● Goals:
1 > Answer these questions using the article about the student patent:
(a) What competition did the team win as eighth-graders?
(b) How large was the grant the team received from AEOP?
(c) In what month and year was the patent granted?
2 > Reproduce word for word the stretch of the article about the student patent from "MADISON – As" through "their local communities.".
-- START Document segment --
Neha Chopade, Puja Chopade and Pranav Somu earn U.S. patent

MADISON – As eighth-graders, Neha Chopade, Puja Chopade and Pranav Somu claimed first place in the 2018-2019 eCybermission Nationals. After more research, they refined their innovation in food packaging and have received a U.S. patent.

eCybermission is a web-based STEM initiative that the U.S. Army sponsors. The U.S. Army Educational Outreach Program or AEOP has sponsored eCybermission for 17 years. The National Science Teachers Association administers the program. eCybermission encourages students in grades 6-9 to solve real-world problems in their local communities.

The Madison team, dubbed “Antastic Acids,” received a $5,000 STEM-in-action grant from AEOP to continue their research into ninth grade, parent coach Beena Chopade said. “Using the grant, the team refined their invention and filed for a patent in February 2020.

Their research identified an efficient process for recycling multilayer packages, widely used in food packaging, for example, to bag potato chips and cookies. The process separates individual layers to recover components. “Currently, a commercially viable solution for recycling does not exist for the ubiquitously used packaging. Their patent was granted in August 2021,” Beena said.

“The patented process allows ‘Newcycle’ of each chip bag components in their original form. Patenting the process is the first step towards commercialization,” Beena said. “Interested industry partners can license the process for potential commercial applications.”
-- END Document segment --
-- START Supplied information --
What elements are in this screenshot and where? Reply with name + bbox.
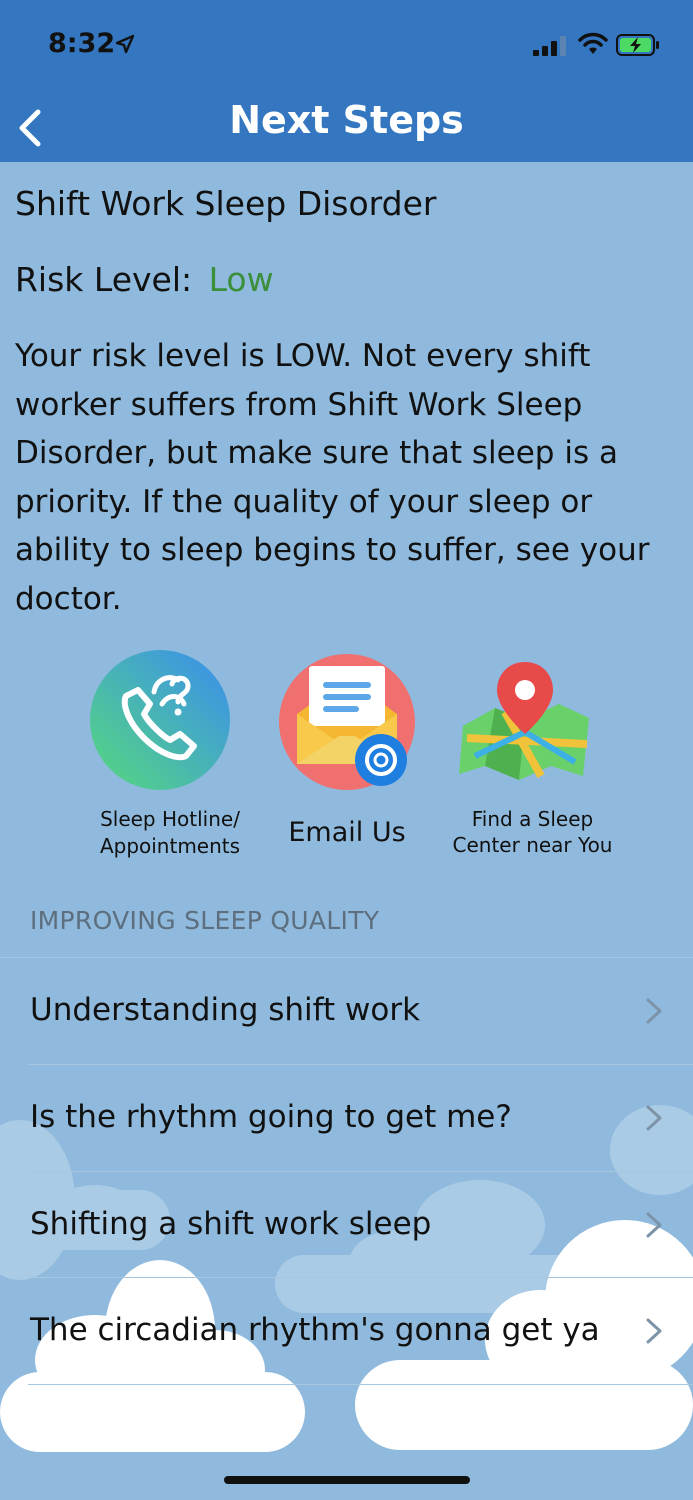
risk-description: Your risk level is LOW. Not every shift … [15, 338, 650, 617]
list-item-label: Is the rhythm going to get me? [30, 1099, 512, 1135]
status-bar: 8:32 [0, 0, 693, 90]
cellular-signal-icon [533, 36, 566, 56]
location-arrow-icon [115, 34, 135, 54]
home-indicator[interactable] [224, 1476, 470, 1484]
find-sleep-center-label: Find a Sleep Center near You [452, 807, 613, 857]
list-item-circadian-rhythm[interactable]: The circadian rhythm's gonna get ya [0, 1278, 693, 1384]
risk-level-label: Risk Level: [15, 260, 193, 299]
chevron-right-icon [646, 1105, 662, 1131]
chevron-right-icon [646, 998, 662, 1024]
chevron-right-icon [646, 1318, 662, 1344]
risk-level-row: Risk Level: Low [15, 258, 274, 302]
sleep-hotline-label: Sleep Hotline/Appointments [99, 807, 241, 858]
list-item-label: Shifting a shift work sleep [30, 1206, 432, 1242]
list-divider [28, 1384, 693, 1385]
status-time: 8:32 [48, 28, 116, 59]
map-pin-icon [459, 662, 589, 780]
page-title: Next Steps [229, 98, 464, 142]
list-item-shifting-sleep[interactable]: Shifting a shift work sleep [0, 1172, 693, 1278]
condition-title: Shift Work Sleep Disorder [15, 184, 437, 223]
envelope-at-icon [279, 654, 415, 790]
section-header: IMPROVING SLEEP QUALITY [30, 906, 380, 935]
chevron-right-icon [646, 1212, 662, 1238]
list-item-label: Understanding shift work [30, 992, 421, 1028]
wifi-icon [578, 32, 608, 54]
phone-question-icon [90, 650, 230, 790]
list-item-label: The circadian rhythm's gonna get ya [30, 1312, 600, 1348]
list-item-rhythm-get-me[interactable]: Is the rhythm going to get me? [0, 1065, 693, 1171]
list-item-understanding-shift-work[interactable]: Understanding shift work [0, 958, 693, 1064]
battery-charging-icon [616, 34, 659, 56]
risk-level-value: Low [208, 260, 274, 299]
email-us-label: Email Us [288, 817, 406, 848]
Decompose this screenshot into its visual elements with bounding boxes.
-- END Supplied information --
● Answers by task:
1 >
(a) The 2018-2019 eCybermission Nationals
(b) $5,000
(c) August 2021

2 >
MADISON – As eighth-graders, Neha Chopade, Puja Chopade and Pranav Somu claimed first place in the 2018-2019 eCybermission Nationals. After more research, they refined their innovation in food packaging and have received a U.S. patent.

eCybermission is a web-based STEM initiative that the U.S. Army sponsors. The U.S. Army Educational Outreach Program or AEOP has sponsored eCybermission for 17 years. The National Science Teachers Association administers the program. eCybermission encourages students in grades 6-9 to solve real-world problems in their local communities.